## [RECORDS FOR PROCESSING]
_____

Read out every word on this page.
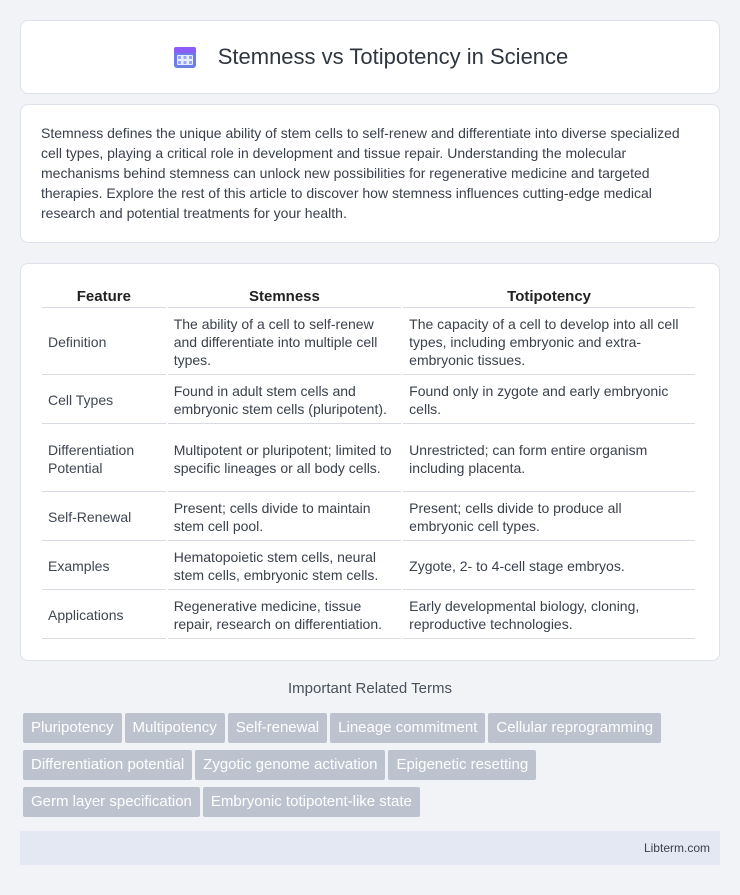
Stemness vs Totipotency in Science

Stemness defines the unique ability of stem cells to self-renew and differentiate into diverse specialized cell types, playing a critical role in development and tissue repair. Understanding the molecular mechanisms behind stemness can unlock new possibilities for regenerative medicine and targeted therapies. Explore the rest of this article to discover how stemness influences cutting-edge medical research and potential treatments for your health.

Feature	Stemness	Totipotency
Definition	The ability of a cell to self-renew and differentiate into multiple cell types.	The capacity of a cell to develop into all cell types, including embryonic and extra-embryonic tissues.
Cell Types	Found in adult stem cells and embryonic stem cells (pluripotent).	Found only in zygote and early embryonic cells.
Differentiation Potential	Multipotent or pluripotent; limited to specific lineages or all body cells.	Unrestricted; can form entire organism including placenta.
Self-Renewal	Present; cells divide to maintain stem cell pool.	Present; cells divide to produce all embryonic cell types.
Examples	Hematopoietic stem cells, neural stem cells, embryonic stem cells.	Zygote, 2- to 4-cell stage embryos.
Applications	Regenerative medicine, tissue repair, research on differentiation.	Early developmental biology, cloning, reproductive technologies.
Important Related Terms
Pluripotency Multipotency Self-renewal Lineage commitment Cellular reprogramming
Differentiation potential Zygotic genome activation Epigenetic resetting
Germ layer specification Embryonic totipotent-like state
Libterm.com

_____

## [WORK ITEM]
Where a line of the data contains "differentiate", include it in the tally, and answer with the tally alone.

## [RESPONSE TO THIS TASK]
2